Transcribe each record below word for word.

* [DATA]

** Start **

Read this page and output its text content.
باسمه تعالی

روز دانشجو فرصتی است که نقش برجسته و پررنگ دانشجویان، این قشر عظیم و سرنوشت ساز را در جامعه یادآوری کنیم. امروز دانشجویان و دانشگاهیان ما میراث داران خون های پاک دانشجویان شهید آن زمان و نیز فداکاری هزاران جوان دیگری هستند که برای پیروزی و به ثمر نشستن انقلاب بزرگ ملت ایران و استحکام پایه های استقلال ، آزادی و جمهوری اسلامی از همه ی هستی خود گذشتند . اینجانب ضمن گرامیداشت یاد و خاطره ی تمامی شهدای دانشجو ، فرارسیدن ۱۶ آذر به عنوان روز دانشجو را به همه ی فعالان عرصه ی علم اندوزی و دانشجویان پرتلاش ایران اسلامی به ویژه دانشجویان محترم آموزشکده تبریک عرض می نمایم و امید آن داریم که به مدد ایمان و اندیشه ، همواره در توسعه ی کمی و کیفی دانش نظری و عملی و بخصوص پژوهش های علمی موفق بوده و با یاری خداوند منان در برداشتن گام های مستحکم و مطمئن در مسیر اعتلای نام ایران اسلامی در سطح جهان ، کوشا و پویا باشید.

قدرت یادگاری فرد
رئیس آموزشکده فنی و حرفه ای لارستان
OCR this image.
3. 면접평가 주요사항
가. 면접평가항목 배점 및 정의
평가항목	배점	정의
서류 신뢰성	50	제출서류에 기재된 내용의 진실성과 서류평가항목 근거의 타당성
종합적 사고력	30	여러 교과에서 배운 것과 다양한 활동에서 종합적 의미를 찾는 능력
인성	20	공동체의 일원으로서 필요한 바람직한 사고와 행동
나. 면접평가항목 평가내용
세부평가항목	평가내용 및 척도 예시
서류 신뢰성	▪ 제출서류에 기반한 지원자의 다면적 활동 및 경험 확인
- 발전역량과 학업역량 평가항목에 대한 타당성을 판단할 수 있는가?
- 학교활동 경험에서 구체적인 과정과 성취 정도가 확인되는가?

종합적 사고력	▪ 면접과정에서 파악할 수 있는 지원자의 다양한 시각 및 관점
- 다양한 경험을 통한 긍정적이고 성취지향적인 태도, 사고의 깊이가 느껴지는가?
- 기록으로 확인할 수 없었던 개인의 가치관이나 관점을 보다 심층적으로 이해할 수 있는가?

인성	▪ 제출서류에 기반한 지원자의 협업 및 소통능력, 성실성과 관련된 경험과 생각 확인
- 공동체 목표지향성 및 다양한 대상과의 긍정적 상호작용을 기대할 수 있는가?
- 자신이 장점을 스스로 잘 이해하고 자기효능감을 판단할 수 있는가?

** End **

* [PROBLEM SOLUTION]
Read this page and output its text content.
باسمه تعالی

روز دانشجو فرصتی است که نقش برجسته و پررنگ دانشجویان، این قشر عظیم و سرنوشت ساز را در جامعه یادآوری کنیم. امروز دانشجویان و دانشگاهیان ما میراث داران خون های پاک دانشجویان شهید آن زمان و نیز فداکاری هزاران جوان دیگری هستند که برای پیروزی و به ثمر نشستن انقلاب بزرگ ملت ایران و استحکام پایه های استقلال ، آزادی و جمهوری اسلامی از همه ی هستی خود گذشتند . اینجانب ضمن گرامیداشت یاد و خاطره ی تمامی شهدای دانشجو ، فرارسیدن ۱۶ آذر به عنوان روز دانشجو را به همه ی فعالان عرصه ی علم اندوزی و دانشجویان پرتلاش ایران اسلامی به ویژه دانشجویان محترم آموزشکده تبریک عرض می نمایم و امید آن داریم که به مدد ایمان و اندیشه ، همواره در توسعه ی کمی و کیفی دانش نظری و عملی و بخصوص پژوهش های علمی موفق بوده و با یاری خداوند منان در برداشتن گام های مستحکم و مطمئن در مسیر اعتلای نام ایران اسلامی در سطح جهان ، کوشا و پویا باشید.

قدرت یادگاری فرد
رئیس آموزشکده فنی و حرفه ای لارستان
OCR this image.
3. 면접평가 주요사항
가. 면접평가항목 배점 및 정의
평가항목	배점	정의
서류 신뢰성	50	제출서류에 기재된 내용의 진실성과 서류평가항목 근거의 타당성
종합적 사고력	30	여러 교과에서 배운 것과 다양한 활동에서 종합적 의미를 찾는 능력
인성	20	공동체의 일원으로서 필요한 바람직한 사고와 행동
나. 면접평가항목 평가내용
세부평가항목	평가내용 및 척도 예시
서류 신뢰성	▪ 제출서류에 기반한 지원자의 다면적 활동 및 경험 확인
- 발전역량과 학업역량 평가항목에 대한 타당성을 판단할 수 있는가?
- 학교활동 경험에서 구체적인 과정과 성취 정도가 확인되는가?

종합적 사고력	▪ 면접과정에서 파악할 수 있는 지원자의 다양한 시각 및 관점
- 다양한 경험을 통한 긍정적이고 성취지향적인 태도, 사고의 깊이가 느껴지는가?
- 기록으로 확인할 수 없었던 개인의 가치관이나 관점을 보다 심층적으로 이해할 수 있는가?

인성	▪ 제출서류에 기반한 지원자의 협업 및 소통능력, 성실성과 관련된 경험과 생각 확인
- 공동체 목표지향성 및 다양한 대상과의 긍정적 상호작용을 기대할 수 있는가?
- 자신이 장점을 스스로 잘 이해하고 자기효능감을 판단할 수 있는가?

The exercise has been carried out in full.